Output the data below in full, byte for byte. Nothing may differ.

- Supplied material -
* * * * * * * * *

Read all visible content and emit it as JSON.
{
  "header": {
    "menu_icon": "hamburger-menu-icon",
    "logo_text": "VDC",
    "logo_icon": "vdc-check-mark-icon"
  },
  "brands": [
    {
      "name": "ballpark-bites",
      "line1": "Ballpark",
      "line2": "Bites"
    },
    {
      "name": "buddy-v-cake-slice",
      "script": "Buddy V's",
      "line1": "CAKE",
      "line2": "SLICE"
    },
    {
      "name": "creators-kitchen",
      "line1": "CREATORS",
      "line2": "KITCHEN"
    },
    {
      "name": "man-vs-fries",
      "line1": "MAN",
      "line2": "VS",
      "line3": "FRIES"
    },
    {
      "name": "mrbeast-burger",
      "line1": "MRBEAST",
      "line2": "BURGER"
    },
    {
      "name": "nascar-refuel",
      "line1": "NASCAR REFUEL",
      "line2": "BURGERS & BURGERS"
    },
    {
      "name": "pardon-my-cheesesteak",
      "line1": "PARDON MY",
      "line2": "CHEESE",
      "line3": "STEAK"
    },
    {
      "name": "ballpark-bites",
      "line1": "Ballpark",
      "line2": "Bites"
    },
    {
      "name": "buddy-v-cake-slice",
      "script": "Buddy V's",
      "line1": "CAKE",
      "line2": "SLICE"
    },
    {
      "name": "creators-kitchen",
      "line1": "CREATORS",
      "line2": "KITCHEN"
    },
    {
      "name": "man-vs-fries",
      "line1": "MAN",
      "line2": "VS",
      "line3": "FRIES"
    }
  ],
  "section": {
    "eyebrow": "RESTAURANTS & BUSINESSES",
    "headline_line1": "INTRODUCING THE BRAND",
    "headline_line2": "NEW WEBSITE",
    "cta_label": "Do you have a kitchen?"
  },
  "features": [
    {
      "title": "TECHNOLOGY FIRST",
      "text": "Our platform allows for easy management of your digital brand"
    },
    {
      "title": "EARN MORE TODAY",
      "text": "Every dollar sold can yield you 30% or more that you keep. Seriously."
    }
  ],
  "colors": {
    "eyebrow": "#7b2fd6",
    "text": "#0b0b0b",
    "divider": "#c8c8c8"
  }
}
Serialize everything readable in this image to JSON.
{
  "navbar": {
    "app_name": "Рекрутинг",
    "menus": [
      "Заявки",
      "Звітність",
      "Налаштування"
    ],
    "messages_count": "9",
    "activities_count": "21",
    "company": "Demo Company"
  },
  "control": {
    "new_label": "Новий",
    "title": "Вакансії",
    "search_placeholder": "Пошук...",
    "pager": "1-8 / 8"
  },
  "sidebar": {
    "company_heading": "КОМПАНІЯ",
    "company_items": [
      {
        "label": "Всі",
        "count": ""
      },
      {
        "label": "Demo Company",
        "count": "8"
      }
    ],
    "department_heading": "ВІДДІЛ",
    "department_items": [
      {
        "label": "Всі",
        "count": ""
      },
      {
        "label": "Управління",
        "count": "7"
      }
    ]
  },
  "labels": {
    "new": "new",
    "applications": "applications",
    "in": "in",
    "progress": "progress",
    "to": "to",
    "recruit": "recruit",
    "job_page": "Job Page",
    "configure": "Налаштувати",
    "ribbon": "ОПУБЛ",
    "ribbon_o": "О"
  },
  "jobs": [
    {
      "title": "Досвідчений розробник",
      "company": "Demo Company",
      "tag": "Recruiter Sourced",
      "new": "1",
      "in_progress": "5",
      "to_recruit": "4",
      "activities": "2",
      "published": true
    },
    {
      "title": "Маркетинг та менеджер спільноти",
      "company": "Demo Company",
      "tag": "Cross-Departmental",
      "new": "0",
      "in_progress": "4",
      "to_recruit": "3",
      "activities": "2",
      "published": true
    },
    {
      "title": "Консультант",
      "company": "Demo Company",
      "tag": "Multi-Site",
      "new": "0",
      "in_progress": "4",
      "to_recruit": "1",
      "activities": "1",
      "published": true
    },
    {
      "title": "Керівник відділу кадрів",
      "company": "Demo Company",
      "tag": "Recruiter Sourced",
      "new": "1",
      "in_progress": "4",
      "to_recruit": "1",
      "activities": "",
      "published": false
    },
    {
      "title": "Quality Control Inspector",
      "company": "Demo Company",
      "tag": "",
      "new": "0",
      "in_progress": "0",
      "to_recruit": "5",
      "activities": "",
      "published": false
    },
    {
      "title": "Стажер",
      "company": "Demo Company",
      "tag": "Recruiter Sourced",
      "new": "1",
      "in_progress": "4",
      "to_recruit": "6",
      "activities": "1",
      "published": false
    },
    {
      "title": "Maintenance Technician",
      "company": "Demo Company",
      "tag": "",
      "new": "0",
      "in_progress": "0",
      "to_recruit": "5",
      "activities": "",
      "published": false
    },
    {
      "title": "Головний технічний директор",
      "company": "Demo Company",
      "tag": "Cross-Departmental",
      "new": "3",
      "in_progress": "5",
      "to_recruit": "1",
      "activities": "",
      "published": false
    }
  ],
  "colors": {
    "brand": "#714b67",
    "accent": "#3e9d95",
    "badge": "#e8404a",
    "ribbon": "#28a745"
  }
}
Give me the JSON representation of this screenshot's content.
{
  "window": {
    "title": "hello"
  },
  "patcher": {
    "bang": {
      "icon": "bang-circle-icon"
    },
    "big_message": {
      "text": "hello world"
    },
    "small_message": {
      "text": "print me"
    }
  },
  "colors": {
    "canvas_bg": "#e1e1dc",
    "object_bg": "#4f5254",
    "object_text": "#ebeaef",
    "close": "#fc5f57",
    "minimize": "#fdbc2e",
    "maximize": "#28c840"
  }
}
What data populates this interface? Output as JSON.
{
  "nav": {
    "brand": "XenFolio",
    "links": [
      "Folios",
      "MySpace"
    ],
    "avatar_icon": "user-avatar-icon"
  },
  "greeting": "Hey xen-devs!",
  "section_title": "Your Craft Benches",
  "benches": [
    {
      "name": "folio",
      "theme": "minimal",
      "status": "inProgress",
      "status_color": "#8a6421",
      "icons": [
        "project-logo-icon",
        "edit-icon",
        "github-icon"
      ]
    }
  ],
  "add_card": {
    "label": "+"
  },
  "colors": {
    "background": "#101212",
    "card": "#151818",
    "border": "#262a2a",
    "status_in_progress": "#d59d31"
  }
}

* * * * * * * * *

- Completed exercise -
Read all visible content and emit it as JSON.
{
  "header": {
    "menu_icon": "hamburger-menu-icon",
    "logo_text": "VDC",
    "logo_icon": "vdc-check-mark-icon"
  },
  "brands": [
    {
      "name": "ballpark-bites",
      "line1": "Ballpark",
      "line2": "Bites"
    },
    {
      "name": "buddy-v-cake-slice",
      "script": "Buddy V's",
      "line1": "CAKE",
      "line2": "SLICE"
    },
    {
      "name": "creators-kitchen",
      "line1": "CREATORS",
      "line2": "KITCHEN"
    },
    {
      "name": "man-vs-fries",
      "line1": "MAN",
      "line2": "VS",
      "line3": "FRIES"
    },
    {
      "name": "mrbeast-burger",
      "line1": "MRBEAST",
      "line2": "BURGER"
    },
    {
      "name": "nascar-refuel",
      "line1": "NASCAR REFUEL",
      "line2": "BURGERS & BURGERS"
    },
    {
      "name": "pardon-my-cheesesteak",
      "line1": "PARDON MY",
      "line2": "CHEESE",
      "line3": "STEAK"
    },
    {
      "name": "ballpark-bites",
      "line1": "Ballpark",
      "line2": "Bites"
    },
    {
      "name": "buddy-v-cake-slice",
      "script": "Buddy V's",
      "line1": "CAKE",
      "line2": "SLICE"
    },
    {
      "name": "creators-kitchen",
      "line1": "CREATORS",
      "line2": "KITCHEN"
    },
    {
      "name": "man-vs-fries",
      "line1": "MAN",
      "line2": "VS",
      "line3": "FRIES"
    }
  ],
  "section": {
    "eyebrow": "RESTAURANTS & BUSINESSES",
    "headline_line1": "INTRODUCING THE BRAND",
    "headline_line2": "NEW WEBSITE",
    "cta_label": "Do you have a kitchen?"
  },
  "features": [
    {
      "title": "TECHNOLOGY FIRST",
      "text": "Our platform allows for easy management of your digital brand"
    },
    {
      "title": "EARN MORE TODAY",
      "text": "Every dollar sold can yield you 30% or more that you keep. Seriously."
    }
  ],
  "colors": {
    "eyebrow": "#7b2fd6",
    "text": "#0b0b0b",
    "divider": "#c8c8c8"
  }
}
Serialize everything readable in this image to JSON.
{
  "navbar": {
    "app_name": "Рекрутинг",
    "menus": [
      "Заявки",
      "Звітність",
      "Налаштування"
    ],
    "messages_count": "9",
    "activities_count": "21",
    "company": "Demo Company"
  },
  "control": {
    "new_label": "Новий",
    "title": "Вакансії",
    "search_placeholder": "Пошук...",
    "pager": "1-8 / 8"
  },
  "sidebar": {
    "company_heading": "КОМПАНІЯ",
    "company_items": [
      {
        "label": "Всі",
        "count": ""
      },
      {
        "label": "Demo Company",
        "count": "8"
      }
    ],
    "department_heading": "ВІДДІЛ",
    "department_items": [
      {
        "label": "Всі",
        "count": ""
      },
      {
        "label": "Управління",
        "count": "7"
      }
    ]
  },
  "labels": {
    "new": "new",
    "applications": "applications",
    "in": "in",
    "progress": "progress",
    "to": "to",
    "recruit": "recruit",
    "job_page": "Job Page",
    "configure": "Налаштувати",
    "ribbon": "ОПУБЛ",
    "ribbon_o": "О"
  },
  "jobs": [
    {
      "title": "Досвідчений розробник",
      "company": "Demo Company",
      "tag": "Recruiter Sourced",
      "new": "1",
      "in_progress": "5",
      "to_recruit": "4",
      "activities": "2",
      "published": true
    },
    {
      "title": "Маркетинг та менеджер спільноти",
      "company": "Demo Company",
      "tag": "Cross-Departmental",
      "new": "0",
      "in_progress": "4",
      "to_recruit": "3",
      "activities": "2",
      "published": true
    },
    {
      "title": "Консультант",
      "company": "Demo Company",
      "tag": "Multi-Site",
      "new": "0",
      "in_progress": "4",
      "to_recruit": "1",
      "activities": "1",
      "published": true
    },
    {
      "title": "Керівник відділу кадрів",
      "company": "Demo Company",
      "tag": "Recruiter Sourced",
      "new": "1",
      "in_progress": "4",
      "to_recruit": "1",
      "activities": "",
      "published": false
    },
    {
      "title": "Quality Control Inspector",
      "company": "Demo Company",
      "tag": "",
      "new": "0",
      "in_progress": "0",
      "to_recruit": "5",
      "activities": "",
      "published": false
    },
    {
      "title": "Стажер",
      "company": "Demo Company",
      "tag": "Recruiter Sourced",
      "new": "1",
      "in_progress": "4",
      "to_recruit": "6",
      "activities": "1",
      "published": false
    },
    {
      "title": "Maintenance Technician",
      "company": "Demo Company",
      "tag": "",
      "new": "0",
      "in_progress": "0",
      "to_recruit": "5",
      "activities": "",
      "published": false
    },
    {
      "title": "Головний технічний директор",
      "company": "Demo Company",
      "tag": "Cross-Departmental",
      "new": "3",
      "in_progress": "5",
      "to_recruit": "1",
      "activities": "",
      "published": false
    }
  ],
  "colors": {
    "brand": "#714b67",
    "accent": "#3e9d95",
    "badge": "#e8404a",
    "ribbon": "#28a745"
  }
}
Give me the JSON representation of this screenshot's content.
{
  "window": {
    "title": "hello"
  },
  "patcher": {
    "bang": {
      "icon": "bang-circle-icon"
    },
    "big_message": {
      "text": "hello world"
    },
    "small_message": {
      "text": "print me"
    }
  },
  "colors": {
    "canvas_bg": "#e1e1dc",
    "object_bg": "#4f5254",
    "object_text": "#ebeaef",
    "close": "#fc5f57",
    "minimize": "#fdbc2e",
    "maximize": "#28c840"
  }
}
What data populates this interface? Output as JSON.
{
  "nav": {
    "brand": "XenFolio",
    "links": [
      "Folios",
      "MySpace"
    ],
    "avatar_icon": "user-avatar-icon"
  },
  "greeting": "Hey xen-devs!",
  "section_title": "Your Craft Benches",
  "benches": [
    {
      "name": "folio",
      "theme": "minimal",
      "status": "inProgress",
      "status_color": "#8a6421",
      "icons": [
        "project-logo-icon",
        "edit-icon",
        "github-icon"
      ]
    }
  ],
  "add_card": {
    "label": "+"
  },
  "colors": {
    "background": "#101212",
    "card": "#151818",
    "border": "#262a2a",
    "status_in_progress": "#d59d31"
  }
}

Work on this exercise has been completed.